* Start Exercise input *

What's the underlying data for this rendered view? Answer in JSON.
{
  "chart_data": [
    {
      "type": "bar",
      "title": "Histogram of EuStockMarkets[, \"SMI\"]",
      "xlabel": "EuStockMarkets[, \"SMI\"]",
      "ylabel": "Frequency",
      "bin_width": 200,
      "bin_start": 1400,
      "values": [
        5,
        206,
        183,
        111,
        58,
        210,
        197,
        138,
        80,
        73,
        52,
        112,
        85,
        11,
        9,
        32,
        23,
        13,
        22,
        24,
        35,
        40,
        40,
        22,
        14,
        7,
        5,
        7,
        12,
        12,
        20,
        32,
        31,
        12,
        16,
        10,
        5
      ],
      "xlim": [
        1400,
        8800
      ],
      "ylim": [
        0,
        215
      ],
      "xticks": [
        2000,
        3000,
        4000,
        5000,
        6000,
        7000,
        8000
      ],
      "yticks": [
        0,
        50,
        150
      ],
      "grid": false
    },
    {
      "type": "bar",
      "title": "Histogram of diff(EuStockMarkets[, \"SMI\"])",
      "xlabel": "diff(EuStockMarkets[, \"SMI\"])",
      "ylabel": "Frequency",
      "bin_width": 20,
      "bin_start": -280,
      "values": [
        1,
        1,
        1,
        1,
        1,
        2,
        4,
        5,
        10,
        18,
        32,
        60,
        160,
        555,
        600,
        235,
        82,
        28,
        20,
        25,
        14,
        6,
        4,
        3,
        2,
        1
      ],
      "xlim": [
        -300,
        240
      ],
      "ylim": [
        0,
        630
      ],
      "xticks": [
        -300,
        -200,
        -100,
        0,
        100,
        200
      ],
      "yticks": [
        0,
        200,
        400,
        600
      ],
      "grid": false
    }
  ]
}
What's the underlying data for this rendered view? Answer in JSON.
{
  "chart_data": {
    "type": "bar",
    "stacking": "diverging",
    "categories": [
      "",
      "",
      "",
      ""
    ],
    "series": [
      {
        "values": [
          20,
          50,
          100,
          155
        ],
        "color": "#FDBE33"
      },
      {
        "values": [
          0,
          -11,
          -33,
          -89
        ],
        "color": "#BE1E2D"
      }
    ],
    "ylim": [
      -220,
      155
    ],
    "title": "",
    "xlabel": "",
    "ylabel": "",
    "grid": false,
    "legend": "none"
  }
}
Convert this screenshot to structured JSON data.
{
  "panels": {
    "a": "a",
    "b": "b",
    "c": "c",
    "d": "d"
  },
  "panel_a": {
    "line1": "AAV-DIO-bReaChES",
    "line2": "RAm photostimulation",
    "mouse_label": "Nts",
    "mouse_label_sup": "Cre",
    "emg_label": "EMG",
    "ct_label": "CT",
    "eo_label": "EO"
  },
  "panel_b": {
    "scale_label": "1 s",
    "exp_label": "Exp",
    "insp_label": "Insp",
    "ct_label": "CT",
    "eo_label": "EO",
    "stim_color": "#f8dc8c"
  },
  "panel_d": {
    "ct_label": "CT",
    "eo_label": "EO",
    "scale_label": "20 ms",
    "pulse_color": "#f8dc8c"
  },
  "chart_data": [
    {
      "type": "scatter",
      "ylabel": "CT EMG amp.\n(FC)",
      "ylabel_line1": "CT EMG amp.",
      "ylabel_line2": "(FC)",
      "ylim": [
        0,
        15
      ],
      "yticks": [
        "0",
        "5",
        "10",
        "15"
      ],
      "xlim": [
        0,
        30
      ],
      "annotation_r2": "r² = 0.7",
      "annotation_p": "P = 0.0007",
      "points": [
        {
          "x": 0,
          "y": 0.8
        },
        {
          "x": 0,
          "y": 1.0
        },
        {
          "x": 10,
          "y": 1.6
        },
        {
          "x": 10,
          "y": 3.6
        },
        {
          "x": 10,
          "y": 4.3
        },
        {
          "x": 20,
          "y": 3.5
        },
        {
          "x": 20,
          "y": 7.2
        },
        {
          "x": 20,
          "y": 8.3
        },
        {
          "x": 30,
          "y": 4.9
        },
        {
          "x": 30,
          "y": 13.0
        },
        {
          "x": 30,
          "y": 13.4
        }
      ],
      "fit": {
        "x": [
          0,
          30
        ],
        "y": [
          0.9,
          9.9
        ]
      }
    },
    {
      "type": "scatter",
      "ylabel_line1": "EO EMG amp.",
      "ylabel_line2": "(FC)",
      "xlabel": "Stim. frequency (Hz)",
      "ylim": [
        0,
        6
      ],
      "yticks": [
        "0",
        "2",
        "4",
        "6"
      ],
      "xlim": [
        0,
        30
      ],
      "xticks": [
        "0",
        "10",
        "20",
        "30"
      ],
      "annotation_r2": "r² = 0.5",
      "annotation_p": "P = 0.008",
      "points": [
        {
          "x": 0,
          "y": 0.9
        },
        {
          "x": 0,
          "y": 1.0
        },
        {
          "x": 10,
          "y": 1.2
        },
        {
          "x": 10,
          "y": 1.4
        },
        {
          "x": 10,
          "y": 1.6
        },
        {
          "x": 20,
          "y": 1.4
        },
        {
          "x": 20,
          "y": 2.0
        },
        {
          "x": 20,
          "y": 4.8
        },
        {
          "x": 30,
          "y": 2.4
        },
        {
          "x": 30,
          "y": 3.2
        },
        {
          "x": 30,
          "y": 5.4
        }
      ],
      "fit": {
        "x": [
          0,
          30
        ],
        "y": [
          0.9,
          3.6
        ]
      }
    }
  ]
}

* End Exercise input *
* Start Exercise input *

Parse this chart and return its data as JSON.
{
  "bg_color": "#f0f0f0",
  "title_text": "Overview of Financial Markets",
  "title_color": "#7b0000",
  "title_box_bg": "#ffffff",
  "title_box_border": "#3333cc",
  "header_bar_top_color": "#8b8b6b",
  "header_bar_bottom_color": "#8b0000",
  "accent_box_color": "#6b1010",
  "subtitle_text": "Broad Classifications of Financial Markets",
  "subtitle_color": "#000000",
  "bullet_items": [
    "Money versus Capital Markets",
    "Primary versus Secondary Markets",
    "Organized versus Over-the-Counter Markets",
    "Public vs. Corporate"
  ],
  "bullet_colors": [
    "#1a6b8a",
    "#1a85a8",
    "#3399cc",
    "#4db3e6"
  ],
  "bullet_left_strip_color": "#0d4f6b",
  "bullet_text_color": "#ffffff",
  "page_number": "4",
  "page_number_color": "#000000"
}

* End Exercise input *

For the listing above, identify each line bearing "JSON".

Problem solution.
What's the underlying data for this rendered view? Answer in JSON.
What's the underlying data for this rendered view? Answer in JSON.
Convert this screenshot to structured JSON data.
Parse this chart and return its data as JSON.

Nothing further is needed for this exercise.